Set exercise:
Return the listing below word for word.

Material for the task:
- - - - -

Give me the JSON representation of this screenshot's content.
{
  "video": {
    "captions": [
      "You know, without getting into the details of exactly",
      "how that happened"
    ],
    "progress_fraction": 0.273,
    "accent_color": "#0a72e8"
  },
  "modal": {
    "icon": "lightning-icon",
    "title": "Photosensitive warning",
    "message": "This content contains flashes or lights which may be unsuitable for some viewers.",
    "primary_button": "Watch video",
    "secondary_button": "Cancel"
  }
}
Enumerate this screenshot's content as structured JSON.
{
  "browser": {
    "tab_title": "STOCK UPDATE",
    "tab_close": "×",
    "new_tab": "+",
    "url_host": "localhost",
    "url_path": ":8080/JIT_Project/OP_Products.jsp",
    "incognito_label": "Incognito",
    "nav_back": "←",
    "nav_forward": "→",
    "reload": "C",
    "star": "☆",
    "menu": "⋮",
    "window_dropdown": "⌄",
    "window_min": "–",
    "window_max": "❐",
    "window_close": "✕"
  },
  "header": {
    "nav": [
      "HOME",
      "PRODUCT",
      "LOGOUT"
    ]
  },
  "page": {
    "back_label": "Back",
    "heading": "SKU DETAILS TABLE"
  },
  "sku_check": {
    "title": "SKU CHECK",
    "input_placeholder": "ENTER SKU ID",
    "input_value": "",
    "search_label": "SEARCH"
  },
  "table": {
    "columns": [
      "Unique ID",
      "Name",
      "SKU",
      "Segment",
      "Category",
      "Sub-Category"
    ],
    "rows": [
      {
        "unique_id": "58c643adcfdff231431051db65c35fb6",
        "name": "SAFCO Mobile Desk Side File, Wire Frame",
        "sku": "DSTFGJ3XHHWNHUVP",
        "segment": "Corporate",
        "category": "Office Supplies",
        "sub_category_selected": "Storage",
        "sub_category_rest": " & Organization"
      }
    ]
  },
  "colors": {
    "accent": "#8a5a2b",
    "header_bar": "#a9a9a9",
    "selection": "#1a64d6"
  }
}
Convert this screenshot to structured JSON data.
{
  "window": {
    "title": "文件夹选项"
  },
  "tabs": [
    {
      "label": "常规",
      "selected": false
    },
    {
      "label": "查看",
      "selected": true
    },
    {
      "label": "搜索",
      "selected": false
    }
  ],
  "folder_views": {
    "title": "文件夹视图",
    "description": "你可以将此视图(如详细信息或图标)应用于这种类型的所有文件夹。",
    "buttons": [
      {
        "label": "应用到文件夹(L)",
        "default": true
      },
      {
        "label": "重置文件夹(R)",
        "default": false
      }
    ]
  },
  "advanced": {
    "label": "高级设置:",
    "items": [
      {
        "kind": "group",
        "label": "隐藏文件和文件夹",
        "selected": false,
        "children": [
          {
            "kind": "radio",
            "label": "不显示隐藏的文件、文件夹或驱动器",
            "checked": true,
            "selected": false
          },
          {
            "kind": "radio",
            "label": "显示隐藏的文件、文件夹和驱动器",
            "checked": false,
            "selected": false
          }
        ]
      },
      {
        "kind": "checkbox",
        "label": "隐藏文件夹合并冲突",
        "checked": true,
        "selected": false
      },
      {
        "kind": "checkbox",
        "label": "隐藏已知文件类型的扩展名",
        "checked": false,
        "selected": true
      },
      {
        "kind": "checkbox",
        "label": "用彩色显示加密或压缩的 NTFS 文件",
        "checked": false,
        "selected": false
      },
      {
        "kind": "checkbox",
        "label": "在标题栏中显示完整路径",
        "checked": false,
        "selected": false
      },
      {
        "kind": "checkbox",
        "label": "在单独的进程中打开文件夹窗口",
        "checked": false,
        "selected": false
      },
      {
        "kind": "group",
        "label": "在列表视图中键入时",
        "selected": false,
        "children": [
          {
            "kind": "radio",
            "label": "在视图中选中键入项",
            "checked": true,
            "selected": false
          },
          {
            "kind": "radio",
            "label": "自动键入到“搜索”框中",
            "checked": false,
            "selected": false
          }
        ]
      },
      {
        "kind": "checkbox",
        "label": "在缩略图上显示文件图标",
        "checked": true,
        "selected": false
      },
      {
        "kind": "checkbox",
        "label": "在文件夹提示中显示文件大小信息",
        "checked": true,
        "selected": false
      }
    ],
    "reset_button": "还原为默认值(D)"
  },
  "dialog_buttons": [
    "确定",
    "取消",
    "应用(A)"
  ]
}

- - - - -

Final result:
Give me the JSON representation of this screenshot's content.
{
  "video": {
    "captions": [
      "You know, without getting into the details of exactly",
      "how that happened"
    ],
    "progress_fraction": 0.273,
    "accent_color": "#0a72e8"
  },
  "modal": {
    "icon": "lightning-icon",
    "title": "Photosensitive warning",
    "message": "This content contains flashes or lights which may be unsuitable for some viewers.",
    "primary_button": "Watch video",
    "secondary_button": "Cancel"
  }
}
Enumerate this screenshot's content as structured JSON.
{
  "browser": {
    "tab_title": "STOCK UPDATE",
    "tab_close": "×",
    "new_tab": "+",
    "url_host": "localhost",
    "url_path": ":8080/JIT_Project/OP_Products.jsp",
    "incognito_label": "Incognito",
    "nav_back": "←",
    "nav_forward": "→",
    "reload": "C",
    "star": "☆",
    "menu": "⋮",
    "window_dropdown": "⌄",
    "window_min": "–",
    "window_max": "❐",
    "window_close": "✕"
  },
  "header": {
    "nav": [
      "HOME",
      "PRODUCT",
      "LOGOUT"
    ]
  },
  "page": {
    "back_label": "Back",
    "heading": "SKU DETAILS TABLE"
  },
  "sku_check": {
    "title": "SKU CHECK",
    "input_placeholder": "ENTER SKU ID",
    "input_value": "",
    "search_label": "SEARCH"
  },
  "table": {
    "columns": [
      "Unique ID",
      "Name",
      "SKU",
      "Segment",
      "Category",
      "Sub-Category"
    ],
    "rows": [
      {
        "unique_id": "58c643adcfdff231431051db65c35fb6",
        "name": "SAFCO Mobile Desk Side File, Wire Frame",
        "sku": "DSTFGJ3XHHWNHUVP",
        "segment": "Corporate",
        "category": "Office Supplies",
        "sub_category_selected": "Storage",
        "sub_category_rest": " & Organization"
      }
    ]
  },
  "colors": {
    "accent": "#8a5a2b",
    "header_bar": "#a9a9a9",
    "selection": "#1a64d6"
  }
}
Convert this screenshot to structured JSON data.
{
  "window": {
    "title": "文件夹选项"
  },
  "tabs": [
    {
      "label": "常规",
      "selected": false
    },
    {
      "label": "查看",
      "selected": true
    },
    {
      "label": "搜索",
      "selected": false
    }
  ],
  "folder_views": {
    "title": "文件夹视图",
    "description": "你可以将此视图(如详细信息或图标)应用于这种类型的所有文件夹。",
    "buttons": [
      {
        "label": "应用到文件夹(L)",
        "default": true
      },
      {
        "label": "重置文件夹(R)",
        "default": false
      }
    ]
  },
  "advanced": {
    "label": "高级设置:",
    "items": [
      {
        "kind": "group",
        "label": "隐藏文件和文件夹",
        "selected": false,
        "children": [
          {
            "kind": "radio",
            "label": "不显示隐藏的文件、文件夹或驱动器",
            "checked": true,
            "selected": false
          },
          {
            "kind": "radio",
            "label": "显示隐藏的文件、文件夹和驱动器",
            "checked": false,
            "selected": false
          }
        ]
      },
      {
        "kind": "checkbox",
        "label": "隐藏文件夹合并冲突",
        "checked": true,
        "selected": false
      },
      {
        "kind": "checkbox",
        "label": "隐藏已知文件类型的扩展名",
        "checked": false,
        "selected": true
      },
      {
        "kind": "checkbox",
        "label": "用彩色显示加密或压缩的 NTFS 文件",
        "checked": false,
        "selected": false
      },
      {
        "kind": "checkbox",
        "label": "在标题栏中显示完整路径",
        "checked": false,
        "selected": false
      },
      {
        "kind": "checkbox",
        "label": "在单独的进程中打开文件夹窗口",
        "checked": false,
        "selected": false
      },
      {
        "kind": "group",
        "label": "在列表视图中键入时",
        "selected": false,
        "children": [
          {
            "kind": "radio",
            "label": "在视图中选中键入项",
            "checked": true,
            "selected": false
          },
          {
            "kind": "radio",
            "label": "自动键入到“搜索”框中",
            "checked": false,
            "selected": false
          }
        ]
      },
      {
        "kind": "checkbox",
        "label": "在缩略图上显示文件图标",
        "checked": true,
        "selected": false
      },
      {
        "kind": "checkbox",
        "label": "在文件夹提示中显示文件大小信息",
        "checked": true,
        "selected": false
      }
    ],
    "reset_button": "还原为默认值(D)"
  },
  "dialog_buttons": [
    "确定",
    "取消",
    "应用(A)"
  ]
}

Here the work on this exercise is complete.